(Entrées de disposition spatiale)
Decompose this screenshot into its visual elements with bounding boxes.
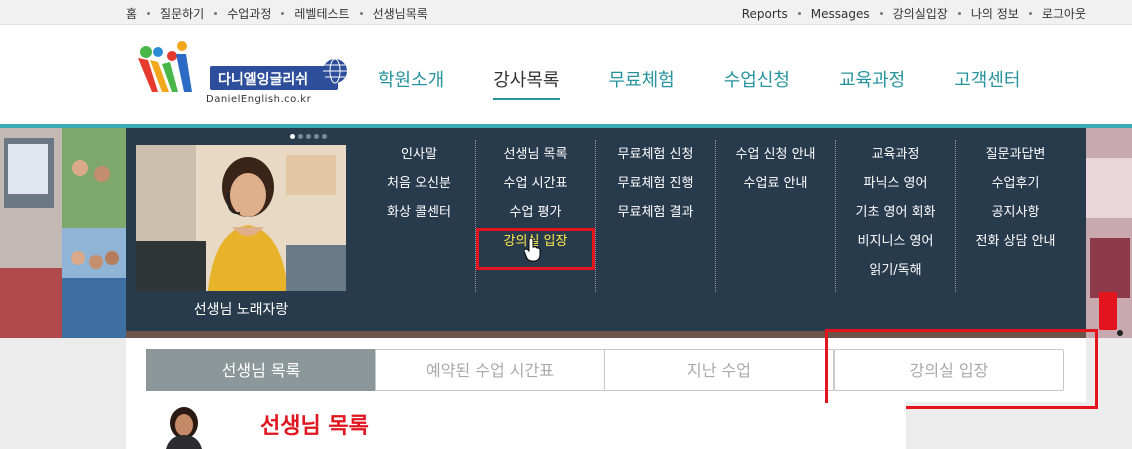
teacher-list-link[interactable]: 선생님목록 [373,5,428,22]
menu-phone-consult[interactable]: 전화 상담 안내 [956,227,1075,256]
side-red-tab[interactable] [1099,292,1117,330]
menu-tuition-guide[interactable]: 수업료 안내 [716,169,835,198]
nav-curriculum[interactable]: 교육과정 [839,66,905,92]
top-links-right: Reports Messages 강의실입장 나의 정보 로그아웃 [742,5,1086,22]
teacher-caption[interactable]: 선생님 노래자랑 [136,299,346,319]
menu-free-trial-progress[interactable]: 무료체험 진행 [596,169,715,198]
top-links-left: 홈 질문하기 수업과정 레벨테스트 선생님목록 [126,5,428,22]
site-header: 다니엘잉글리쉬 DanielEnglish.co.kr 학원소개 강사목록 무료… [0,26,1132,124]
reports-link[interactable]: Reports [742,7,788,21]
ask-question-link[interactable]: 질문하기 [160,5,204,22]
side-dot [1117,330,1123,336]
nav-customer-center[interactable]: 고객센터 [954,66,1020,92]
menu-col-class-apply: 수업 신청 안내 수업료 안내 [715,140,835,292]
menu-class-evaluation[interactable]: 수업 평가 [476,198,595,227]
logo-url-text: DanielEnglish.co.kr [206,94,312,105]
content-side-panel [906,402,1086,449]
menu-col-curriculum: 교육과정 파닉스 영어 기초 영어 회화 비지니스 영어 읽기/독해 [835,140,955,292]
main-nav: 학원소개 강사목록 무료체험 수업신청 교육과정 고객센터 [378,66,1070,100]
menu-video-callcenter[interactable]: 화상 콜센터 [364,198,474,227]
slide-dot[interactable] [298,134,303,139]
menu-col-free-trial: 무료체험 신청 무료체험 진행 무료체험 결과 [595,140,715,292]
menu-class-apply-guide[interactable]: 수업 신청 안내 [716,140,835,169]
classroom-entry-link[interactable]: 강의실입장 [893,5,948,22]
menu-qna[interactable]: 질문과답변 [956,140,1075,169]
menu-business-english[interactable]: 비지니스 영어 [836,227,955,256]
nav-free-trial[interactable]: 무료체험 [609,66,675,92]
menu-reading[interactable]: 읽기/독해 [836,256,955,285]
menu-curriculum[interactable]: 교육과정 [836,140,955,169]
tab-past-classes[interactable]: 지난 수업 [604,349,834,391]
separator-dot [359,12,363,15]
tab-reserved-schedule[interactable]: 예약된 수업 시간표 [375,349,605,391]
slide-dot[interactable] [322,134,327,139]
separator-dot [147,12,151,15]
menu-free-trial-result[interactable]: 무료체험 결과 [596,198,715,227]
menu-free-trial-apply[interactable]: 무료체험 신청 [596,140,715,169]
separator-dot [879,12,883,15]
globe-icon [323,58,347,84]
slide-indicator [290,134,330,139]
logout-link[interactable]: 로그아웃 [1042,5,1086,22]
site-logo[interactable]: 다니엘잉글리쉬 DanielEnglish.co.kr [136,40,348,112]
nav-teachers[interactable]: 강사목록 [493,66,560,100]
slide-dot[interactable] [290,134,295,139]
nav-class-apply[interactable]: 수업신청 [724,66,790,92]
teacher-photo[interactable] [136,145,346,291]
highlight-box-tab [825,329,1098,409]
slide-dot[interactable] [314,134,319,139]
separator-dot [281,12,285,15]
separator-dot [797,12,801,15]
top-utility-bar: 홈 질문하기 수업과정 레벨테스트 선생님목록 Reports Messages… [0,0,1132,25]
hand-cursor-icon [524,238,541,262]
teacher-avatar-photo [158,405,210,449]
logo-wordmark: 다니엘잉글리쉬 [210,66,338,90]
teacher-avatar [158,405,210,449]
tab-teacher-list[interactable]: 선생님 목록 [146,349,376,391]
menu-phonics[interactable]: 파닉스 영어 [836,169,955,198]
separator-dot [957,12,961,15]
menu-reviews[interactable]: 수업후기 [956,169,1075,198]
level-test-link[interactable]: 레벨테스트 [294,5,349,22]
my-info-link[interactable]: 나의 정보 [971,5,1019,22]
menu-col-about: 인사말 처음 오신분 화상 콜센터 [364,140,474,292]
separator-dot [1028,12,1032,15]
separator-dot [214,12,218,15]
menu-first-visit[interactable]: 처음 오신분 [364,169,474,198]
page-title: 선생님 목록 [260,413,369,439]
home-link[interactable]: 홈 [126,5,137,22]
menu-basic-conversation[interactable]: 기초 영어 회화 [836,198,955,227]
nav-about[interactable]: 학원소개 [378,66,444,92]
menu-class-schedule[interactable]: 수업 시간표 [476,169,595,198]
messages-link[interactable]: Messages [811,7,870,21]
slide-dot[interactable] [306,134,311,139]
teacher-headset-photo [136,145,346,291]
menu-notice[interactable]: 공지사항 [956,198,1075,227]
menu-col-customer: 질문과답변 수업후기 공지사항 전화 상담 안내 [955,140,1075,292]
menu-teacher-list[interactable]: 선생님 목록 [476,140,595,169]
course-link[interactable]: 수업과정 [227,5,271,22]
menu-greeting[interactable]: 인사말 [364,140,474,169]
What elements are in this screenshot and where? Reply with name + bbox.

---

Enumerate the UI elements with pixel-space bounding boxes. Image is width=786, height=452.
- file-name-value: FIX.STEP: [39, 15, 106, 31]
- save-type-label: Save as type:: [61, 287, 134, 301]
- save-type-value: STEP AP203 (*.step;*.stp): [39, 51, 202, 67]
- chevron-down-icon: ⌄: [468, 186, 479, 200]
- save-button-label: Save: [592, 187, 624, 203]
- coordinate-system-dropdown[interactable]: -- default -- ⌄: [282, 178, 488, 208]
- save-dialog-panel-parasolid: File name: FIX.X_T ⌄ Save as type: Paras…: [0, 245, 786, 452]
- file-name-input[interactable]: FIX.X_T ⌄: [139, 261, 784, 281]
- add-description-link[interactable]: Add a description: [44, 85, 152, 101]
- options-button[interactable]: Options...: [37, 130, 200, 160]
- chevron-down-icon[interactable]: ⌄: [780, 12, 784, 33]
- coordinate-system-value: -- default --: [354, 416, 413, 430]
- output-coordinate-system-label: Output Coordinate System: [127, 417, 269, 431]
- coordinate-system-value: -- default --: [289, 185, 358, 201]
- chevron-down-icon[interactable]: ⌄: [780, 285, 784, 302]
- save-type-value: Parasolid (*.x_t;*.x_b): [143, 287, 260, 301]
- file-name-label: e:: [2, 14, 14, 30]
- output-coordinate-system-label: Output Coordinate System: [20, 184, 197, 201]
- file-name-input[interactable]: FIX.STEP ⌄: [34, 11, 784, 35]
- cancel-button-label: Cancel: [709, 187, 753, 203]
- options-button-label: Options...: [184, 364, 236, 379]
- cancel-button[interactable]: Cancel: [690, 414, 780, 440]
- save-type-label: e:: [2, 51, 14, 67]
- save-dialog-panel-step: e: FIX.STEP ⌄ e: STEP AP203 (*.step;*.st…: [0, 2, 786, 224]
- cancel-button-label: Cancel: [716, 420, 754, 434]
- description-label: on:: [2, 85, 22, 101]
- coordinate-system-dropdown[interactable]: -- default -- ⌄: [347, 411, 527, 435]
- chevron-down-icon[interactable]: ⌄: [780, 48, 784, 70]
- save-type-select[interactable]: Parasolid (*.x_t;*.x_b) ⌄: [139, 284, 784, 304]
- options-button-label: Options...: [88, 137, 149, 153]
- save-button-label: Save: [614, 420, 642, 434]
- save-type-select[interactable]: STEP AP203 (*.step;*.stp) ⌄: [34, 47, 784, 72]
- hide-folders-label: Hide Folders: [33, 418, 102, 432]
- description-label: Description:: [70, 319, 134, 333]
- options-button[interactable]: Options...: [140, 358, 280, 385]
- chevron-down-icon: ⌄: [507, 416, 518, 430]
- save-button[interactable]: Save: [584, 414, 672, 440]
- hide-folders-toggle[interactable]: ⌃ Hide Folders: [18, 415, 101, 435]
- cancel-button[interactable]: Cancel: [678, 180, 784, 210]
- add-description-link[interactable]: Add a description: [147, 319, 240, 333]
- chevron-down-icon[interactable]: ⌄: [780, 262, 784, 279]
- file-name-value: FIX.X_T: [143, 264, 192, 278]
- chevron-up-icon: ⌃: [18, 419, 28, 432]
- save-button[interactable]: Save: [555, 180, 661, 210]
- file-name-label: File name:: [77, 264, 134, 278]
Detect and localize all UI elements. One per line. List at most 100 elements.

Consigne donnée: Recopiez à l'identique les lignes des enregistrements ci-dessus, de la ligne qui contient "teacher-list-link[interactable]: 선생님목록 [373,5,428,22]" jusqu'à celle qui contient "menu-free-trial-apply[interactable]: 무료체험 신청", ces deux lignes comprises.

Réponse attendue:
teacher-list-link[interactable]: 선생님목록 [373,5,428,22]
menu-phone-consult[interactable]: 전화 상담 안내 [956,227,1075,256]
side-red-tab[interactable] [1099,292,1117,330]
menu-tuition-guide[interactable]: 수업료 안내 [716,169,835,198]
nav-curriculum[interactable]: 교육과정 [839,66,905,92]
top-links-right: Reports Messages 강의실입장 나의 정보 로그아웃 [742,5,1086,22]
teacher-caption[interactable]: 선생님 노래자랑 [136,299,346,319]
menu-free-trial-progress[interactable]: 무료체험 진행 [596,169,715,198]
top-links-left: 홈 질문하기 수업과정 레벨테스트 선생님목록 [126,5,428,22]
site-header: 다니엘잉글리쉬 DanielEnglish.co.kr 학원소개 강사목록 무료… [0,26,1132,124]
reports-link[interactable]: Reports [742,7,788,21]
ask-question-link[interactable]: 질문하기 [160,5,204,22]
side-dot [1117,330,1123,336]
nav-customer-center[interactable]: 고객센터 [954,66,1020,92]
menu-col-class-apply: 수업 신청 안내 수업료 안내 [715,140,835,292]
menu-class-evaluation[interactable]: 수업 평가 [476,198,595,227]
logo-url-text: DanielEnglish.co.kr [206,94,312,105]
content-side-panel [906,402,1086,449]
menu-col-curriculum: 교육과정 파닉스 영어 기초 영어 회화 비지니스 영어 읽기/독해 [835,140,955,292]
main-nav: 학원소개 강사목록 무료체험 수업신청 교육과정 고객센터 [378,66,1070,100]
menu-video-callcenter[interactable]: 화상 콜센터 [364,198,474,227]
slide-dot[interactable] [298,134,303,139]
menu-col-free-trial: 무료체험 신청 무료체험 진행 무료체험 결과 [595,140,715,292]
menu-class-apply-guide[interactable]: 수업 신청 안내 [716,140,835,169]
classroom-entry-link[interactable]: 강의실입장 [893,5,948,22]
menu-qna[interactable]: 질문과답변 [956,140,1075,169]
menu-business-english[interactable]: 비지니스 영어 [836,227,955,256]
nav-free-trial[interactable]: 무료체험 [609,66,675,92]
menu-reading[interactable]: 읽기/독해 [836,256,955,285]
menu-curriculum[interactable]: 교육과정 [836,140,955,169]
tab-past-classes[interactable]: 지난 수업 [604,349,834,391]
separator-dot [359,12,363,15]
tab-reserved-schedule[interactable]: 예약된 수업 시간표 [375,349,605,391]
slide-dot[interactable] [322,134,327,139]
separator-dot [147,12,151,15]
menu-free-trial-result[interactable]: 무료체험 결과 [596,198,715,227]
menu-free-trial-apply[interactable]: 무료체험 신청 [596,140,715,169]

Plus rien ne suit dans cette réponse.